--- LISTED RECORDS ---
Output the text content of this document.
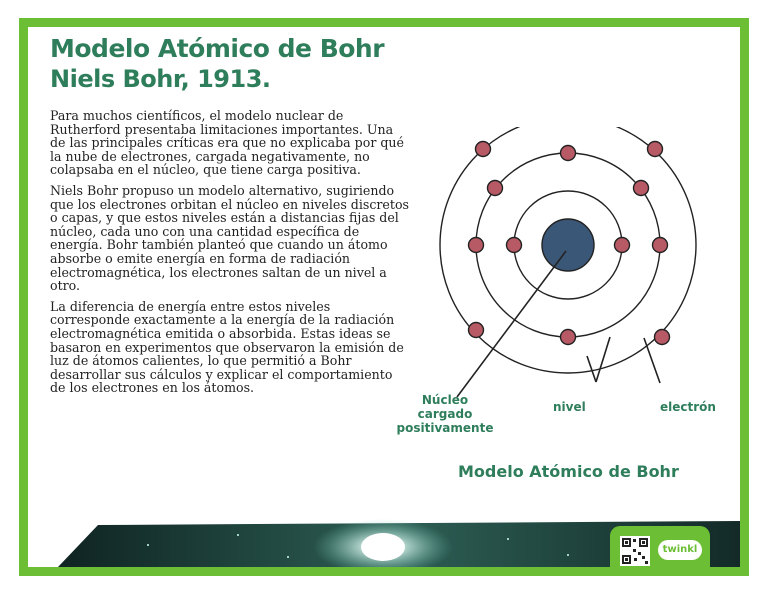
Modelo Atómico de Bohr
Niels Bohr, 1913.

Para muchos científicos, el modelo nuclear de Rutherford presentaba limitaciones importantes. Una de las principales críticas era que no explicaba por qué la nube de electrones, cargada negativamente, no colapsaba en el núcleo, que tiene carga positiva.

Niels Bohr propuso un modelo alternativo, sugiriendo que los electrones orbitan el núcleo en niveles discretos o capas, y que estos niveles están a distancias fijas del núcleo, cada uno con una cantidad específica de energía. Bohr también planteó que cuando un átomo absorbe o emite energía en forma de radiación electromagnética, los electrones saltan de un nivel a otro.

La diferencia de energía entre estos niveles corresponde exactamente a la energía de la radiación electromagnética emitida o absorbida. Estas ideas se basaron en experimentos que observaron la emisión de luz de átomos calientes, lo que permitió a Bohr desarrollar sus cálculos y explicar el comportamiento de los electrones en los átomos.

Núcleo cargado positivamente
nivel	electrón
Modelo Atómico de Bohr
twinkl
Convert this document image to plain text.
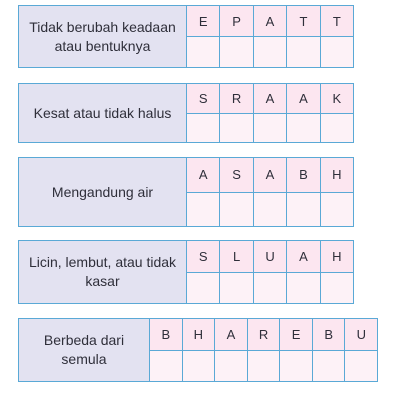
Tidak berubah keadaan atau bentuknya
E	P	A	T	T
Kesat atau tidak halus
S	R	A	A	K
Mengandung air
A	S	A	B	H
Licin, lembut, atau tidak kasar
S	L	U	A	H
Berbeda dari semula
B	H	A	R	E	B	U
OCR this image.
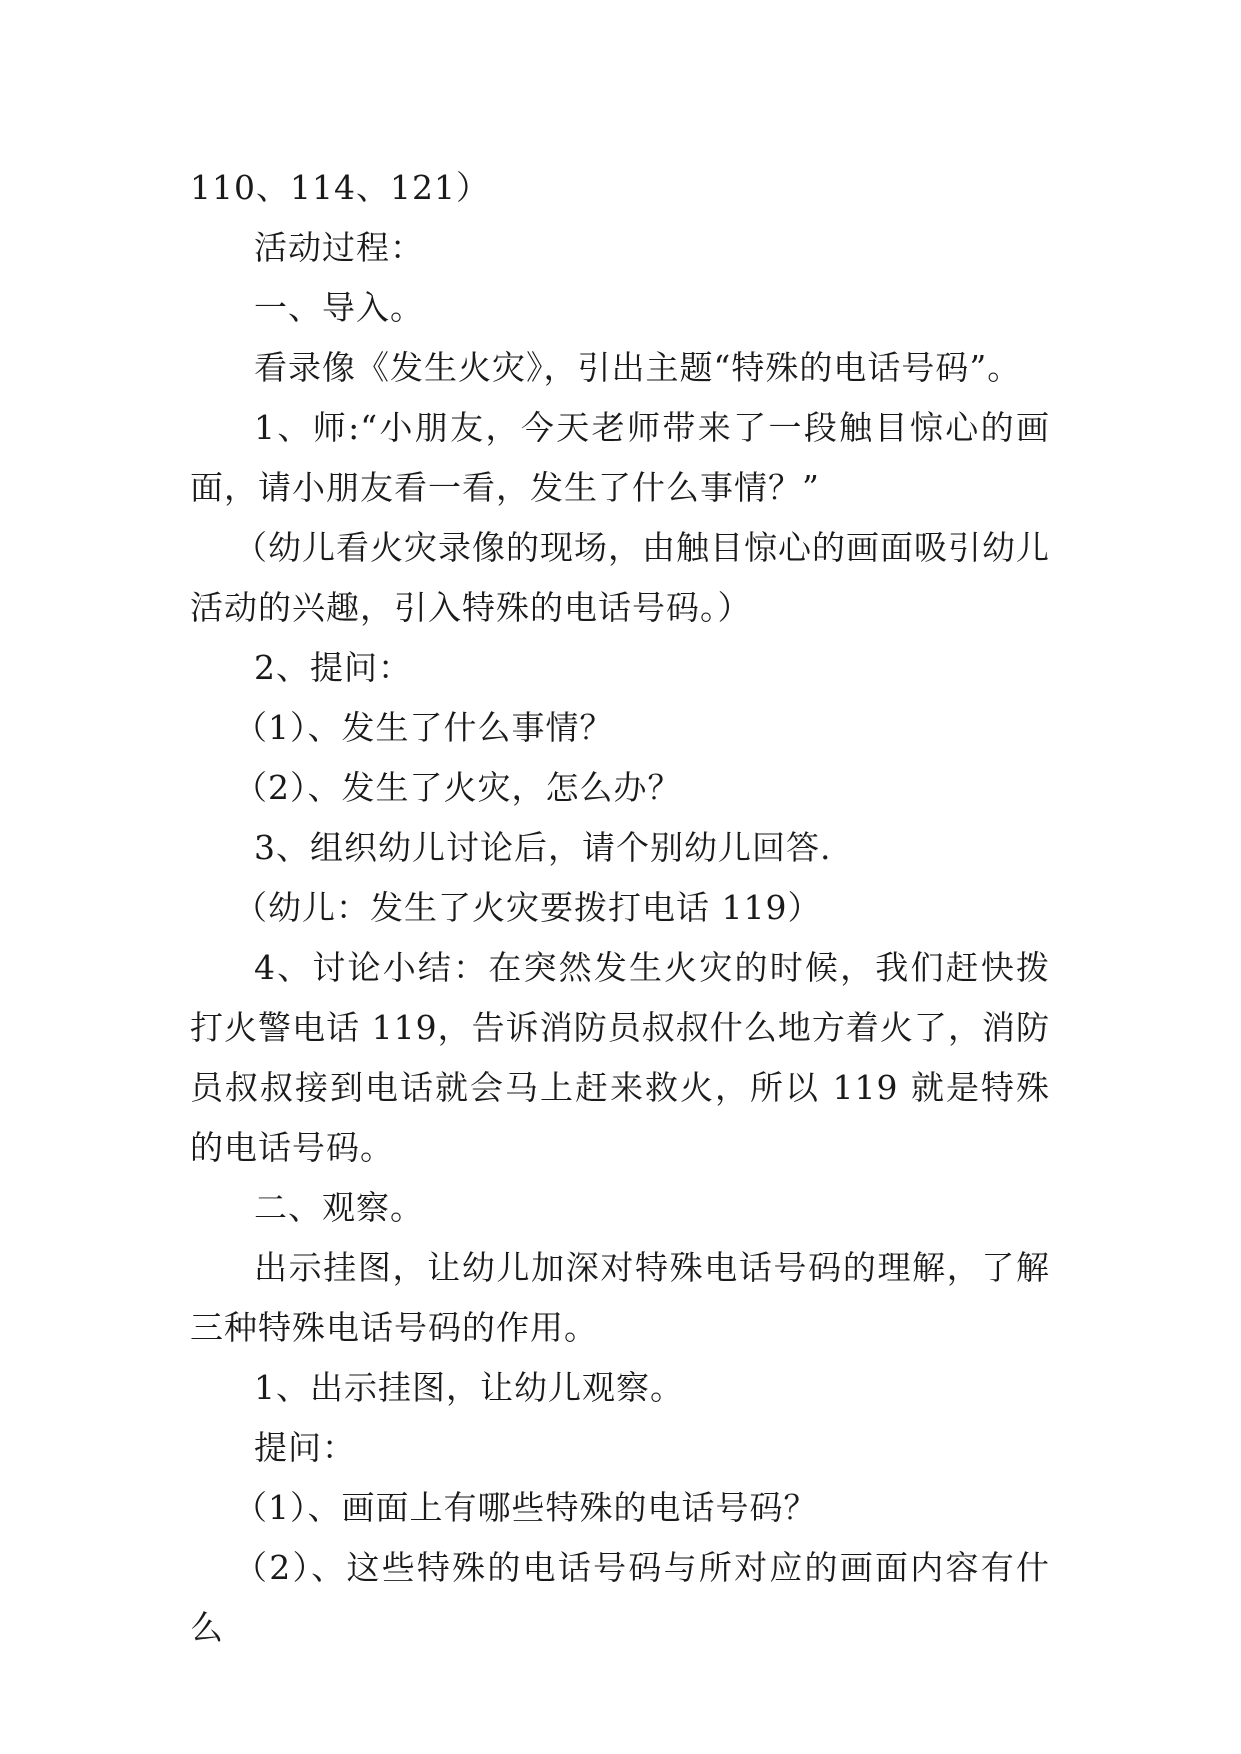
110、114、121）

活动过程：

一、导入。

看录像《发生火灾》，引出主题“特殊的电话号码”。

1、师:“小朋友，今天老师带来了一段触目惊心的画面，请小朋友看一看，发生了什么事情？”

（幼儿看火灾录像的现场，由触目惊心的画面吸引幼儿活动的兴趣，引入特殊的电话号码。）

2、提问：

（1）、发生了什么事情？

（2）、发生了火灾，怎么办？

3、组织幼儿讨论后，请个别幼儿回答.

（幼儿：发生了火灾要拨打电话 119）

4、讨论小结：在突然发生火灾的时候，我们赶快拨打火警电话 119，告诉消防员叔叔什么地方着火了，消防员叔叔接到电话就会马上赶来救火，所以 119 就是特殊的电话号码。

二、观察。

出示挂图，让幼儿加深对特殊电话号码的理解，了解三种特殊电话号码的作用。

1、出示挂图，让幼儿观察。

提问：

（1）、画面上有哪些特殊的电话号码？

（2）、这些特殊的电话号码与所对应的画面内容有什么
---
__EXERCISE BRIEF__
Output the lines above in full and exactly as given, omitting any pictures.

__RESULT OF THE TASK__
Output the text content of this document.
Modelo Atómico de Bohr
Niels Bohr, 1913.

Para muchos científicos, el modelo nuclear de Rutherford presentaba limitaciones importantes. Una de las principales críticas era que no explicaba por qué la nube de electrones, cargada negativamente, no colapsaba en el núcleo, que tiene carga positiva.

Niels Bohr propuso un modelo alternativo, sugiriendo que los electrones orbitan el núcleo en niveles discretos o capas, y que estos niveles están a distancias fijas del núcleo, cada uno con una cantidad específica de energía. Bohr también planteó que cuando un átomo absorbe o emite energía en forma de radiación electromagnética, los electrones saltan de un nivel a otro.

La diferencia de energía entre estos niveles corresponde exactamente a la energía de la radiación electromagnética emitida o absorbida. Estas ideas se basaron en experimentos que observaron la emisión de luz de átomos calientes, lo que permitió a Bohr desarrollar sus cálculos y explicar el comportamiento de los electrones en los átomos.

Núcleo cargado positivamente
nivel	electrón
Modelo Atómico de Bohr
twinkl
Convert this document image to plain text.
Tidak berubah keadaan atau bentuknya
E	P	A	T	T
Kesat atau tidak halus
S	R	A	A	K
Mengandung air
A	S	A	B	H
Licin, lembut, atau tidak kasar
S	L	U	A	H
Berbeda dari semula
B	H	A	R	E	B	U
OCR this image.
110、114、121）

活动过程：

一、导入。

看录像《发生火灾》，引出主题“特殊的电话号码”。

1、师:“小朋友，今天老师带来了一段触目惊心的画面，请小朋友看一看，发生了什么事情？”

（幼儿看火灾录像的现场，由触目惊心的画面吸引幼儿活动的兴趣，引入特殊的电话号码。）

2、提问：

（1）、发生了什么事情？

（2）、发生了火灾，怎么办？

3、组织幼儿讨论后，请个别幼儿回答.

（幼儿：发生了火灾要拨打电话 119）

4、讨论小结：在突然发生火灾的时候，我们赶快拨打火警电话 119，告诉消防员叔叔什么地方着火了，消防员叔叔接到电话就会马上赶来救火，所以 119 就是特殊的电话号码。

二、观察。

出示挂图，让幼儿加深对特殊电话号码的理解，了解三种特殊电话号码的作用。

1、出示挂图，让幼儿观察。

提问：

（1）、画面上有哪些特殊的电话号码？

（2）、这些特殊的电话号码与所对应的画面内容有什么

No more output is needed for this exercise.